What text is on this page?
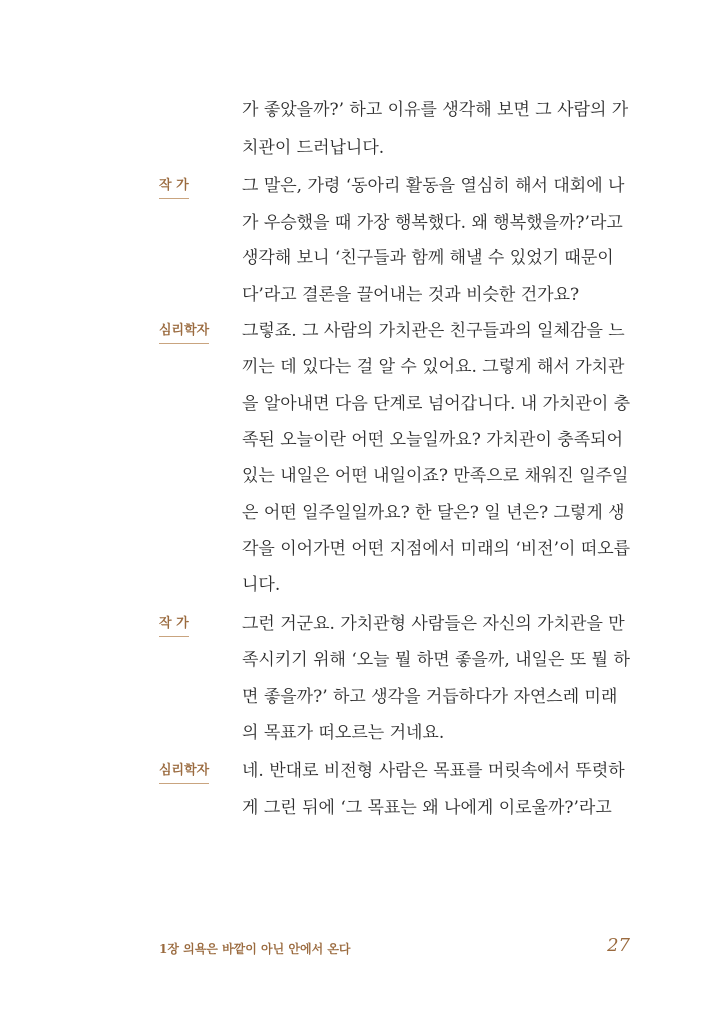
가 좋았을까?’ 하고 이유를 생각해 보면 그 사람의 가
치관이 드러납니다.
작 가	그 말은, 가령 ‘동아리 활동을 열심히 해서 대회에 나
가 우승했을 때 가장 행복했다. 왜 행복했을까?’라고
생각해 보니 ‘친구들과 함께 해낼 수 있었기 때문이
다’라고 결론을 끌어내는 것과 비슷한 건가요?
심리학자 그렇죠. 그 사람의 가치관은 친구들과의 일체감을 느
끼는 데 있다는 걸 알 수 있어요. 그렇게 해서 가치관
을 알아내면 다음 단계로 넘어갑니다. 내 가치관이 충
족된 오늘이란 어떤 오늘일까요? 가치관이 충족되어
있는 내일은 어떤 내일이죠? 만족으로 채워진 일주일
은 어떤 일주일일까요? 한 달은? 일 년은? 그렇게 생
각을 이어가면 어떤 지점에서 미래의 ‘비전’이 떠오릅
니다.
작 가	그런 거군요. 가치관형 사람들은 자신의 가치관을 만
족시키기 위해 ‘오늘 뭘 하면 좋을까, 내일은 또 뭘 하
면 좋을까?’ 하고 생각을 거듭하다가 자연스레 미래
의 목표가 떠오르는 거네요.
심리학자 네. 반대로 비전형 사람은 목표를 머릿속에서 뚜렷하
게 그린 뒤에 ‘그 목표는 왜 나에게 이로울까?’라고
1장 의욕은 바깥이 아닌 안에서 온다	27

Your instructions
Quote the material exactly. Pictures stay out.

Reply to the task
What text is on this page?
가 좋았을까?’ 하고 이유를 생각해 보면 그 사람의 가
치관이 드러납니다.
작 가	그 말은, 가령 ‘동아리 활동을 열심히 해서 대회에 나
가 우승했을 때 가장 행복했다. 왜 행복했을까?’라고
생각해 보니 ‘친구들과 함께 해낼 수 있었기 때문이
다’라고 결론을 끌어내는 것과 비슷한 건가요?
심리학자 그렇죠. 그 사람의 가치관은 친구들과의 일체감을 느
끼는 데 있다는 걸 알 수 있어요. 그렇게 해서 가치관
을 알아내면 다음 단계로 넘어갑니다. 내 가치관이 충
족된 오늘이란 어떤 오늘일까요? 가치관이 충족되어
있는 내일은 어떤 내일이죠? 만족으로 채워진 일주일
은 어떤 일주일일까요? 한 달은? 일 년은? 그렇게 생
각을 이어가면 어떤 지점에서 미래의 ‘비전’이 떠오릅
니다.
작 가	그런 거군요. 가치관형 사람들은 자신의 가치관을 만
족시키기 위해 ‘오늘 뭘 하면 좋을까, 내일은 또 뭘 하
면 좋을까?’ 하고 생각을 거듭하다가 자연스레 미래
의 목표가 떠오르는 거네요.
심리학자 네. 반대로 비전형 사람은 목표를 머릿속에서 뚜렷하
게 그린 뒤에 ‘그 목표는 왜 나에게 이로울까?’라고
1장 의욕은 바깥이 아닌 안에서 온다	27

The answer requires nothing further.